TASK ITEM A: Write out, word for word, the stretch of the economics conference passage from "But just look" through "thoughts on that.".
TASK ITEM B: Continue the economics conference passage, picking up after its last sentence.

TEXT UNDER STUDY:
But just look at the speakers. David Card, Angus Deaton, Sendhil Mullainthan, Janet Currie, Josh Gans, Michael Spence, Ariel Pakes, Steven Tadelis, and more. The conference is wild because they are showing one to two movies every night. I already missed Minority Report. We should show more movies I think at our economics conferences. Surely zero movies at our American economics conferences cannot be optimal. Here’s a link to the full spread if you’re curious. A lot of it is about artificial intelligence so obviously I’m excited to hear everyone’s thoughts on that.
Alright let’s get down to brass tactics. Wait. Brass tactics? That can’t be the right phrase. Maybe it’s “Brass tax”? That doesn’t sound right either. Let me ask Cosmos. Ah. I was almost there. He said this.
The correct phrase is "Let's get down to brass tacks." It means to get to the most important or essential part of a matter.

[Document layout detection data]

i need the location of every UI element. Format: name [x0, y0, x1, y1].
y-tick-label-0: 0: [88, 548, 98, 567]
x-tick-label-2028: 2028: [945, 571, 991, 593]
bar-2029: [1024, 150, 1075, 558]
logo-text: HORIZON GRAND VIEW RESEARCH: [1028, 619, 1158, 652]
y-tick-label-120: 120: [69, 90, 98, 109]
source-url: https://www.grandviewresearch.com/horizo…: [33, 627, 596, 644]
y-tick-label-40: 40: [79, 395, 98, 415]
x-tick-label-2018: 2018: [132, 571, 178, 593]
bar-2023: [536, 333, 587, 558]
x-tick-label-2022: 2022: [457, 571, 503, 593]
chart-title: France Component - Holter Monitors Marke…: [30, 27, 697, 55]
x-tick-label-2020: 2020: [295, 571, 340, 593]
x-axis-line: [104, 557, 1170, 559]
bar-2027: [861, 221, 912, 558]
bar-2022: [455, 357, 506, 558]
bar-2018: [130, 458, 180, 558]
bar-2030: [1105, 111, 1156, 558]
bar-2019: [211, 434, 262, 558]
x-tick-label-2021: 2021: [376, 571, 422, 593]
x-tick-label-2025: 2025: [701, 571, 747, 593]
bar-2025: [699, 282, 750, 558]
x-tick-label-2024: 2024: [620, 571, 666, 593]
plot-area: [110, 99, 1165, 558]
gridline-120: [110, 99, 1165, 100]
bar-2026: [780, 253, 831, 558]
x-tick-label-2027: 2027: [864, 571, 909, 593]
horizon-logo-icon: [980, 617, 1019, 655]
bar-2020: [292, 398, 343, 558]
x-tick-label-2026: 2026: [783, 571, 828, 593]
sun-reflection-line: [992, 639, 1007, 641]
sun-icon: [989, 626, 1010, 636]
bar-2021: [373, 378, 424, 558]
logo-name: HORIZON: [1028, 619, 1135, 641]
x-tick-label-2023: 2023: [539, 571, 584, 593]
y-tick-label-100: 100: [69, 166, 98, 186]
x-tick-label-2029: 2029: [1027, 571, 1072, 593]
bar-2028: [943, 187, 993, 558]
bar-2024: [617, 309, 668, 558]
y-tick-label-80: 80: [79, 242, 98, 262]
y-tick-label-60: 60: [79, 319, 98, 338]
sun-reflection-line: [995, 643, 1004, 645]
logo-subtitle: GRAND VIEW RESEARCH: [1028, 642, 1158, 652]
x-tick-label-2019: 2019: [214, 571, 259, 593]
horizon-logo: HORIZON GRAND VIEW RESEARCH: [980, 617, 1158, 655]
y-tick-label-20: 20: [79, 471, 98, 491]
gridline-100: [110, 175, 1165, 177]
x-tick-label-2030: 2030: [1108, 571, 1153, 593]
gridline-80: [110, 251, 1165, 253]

REPLY A:
But just look at the speakers. David Card, Angus Deaton, Sendhil Mullainthan, Janet Currie, Josh Gans, Michael Spence, Ariel Pakes, Steven Tadelis, and more. The conference is wild because they are showing one to two movies every night. I already missed Minority Report. We should show more movies I think at our economics conferences. Surely zero movies at our American economics conferences cannot be optimal. Here’s a link to the full spread if you’re curious. A lot of it is about artificial intelligence so obviously I’m excited to hear everyone’s thoughts on that.

REPLY B:
The brass tacks
Avi Goldfarb is teaching an AI class. Listen to him call firms to be prepared. I have to develop a syllabus for my own “economics of artificial intelligence” class, which I’m creating for Baylor aimed at the spring. I need to probably take Avi’s but that 6000 USD price tag is a little rich for my blood. I may have to slum around Coursera. I badly need a textbook — like a really good AI textbook but not written for computer scientists. If you know of one, leave it in the comments. I found one but I can’t remember it right now.
I was thinking about how Paul Goldsmith-Pinkham’s update of the Currie, et al. (2020) AEA P&P showed synthetic control steeply declining in recent years using NBER working papers. I was going to pull google scholar but there is way too much non-Abadie synthetic control in there and it’s not easy to exclude everything. But I figure if you’re using synthetic control, you’re citing Abadie and Gardazebal (2003), or you may be citing Abadie, Diamond and Hainmueller (2010).
Both show monotonic growth, year over year, and both are Abadie’s top two cites on his vita with over 6000 apiece. So if it’s falling at NBER, I wonder if we are watching synthetic control spreading outside of economics. Taken together, though, it seems like Paul is finding it declining among NBER working papers, but cites of the two papers growing. An interesting puzzle.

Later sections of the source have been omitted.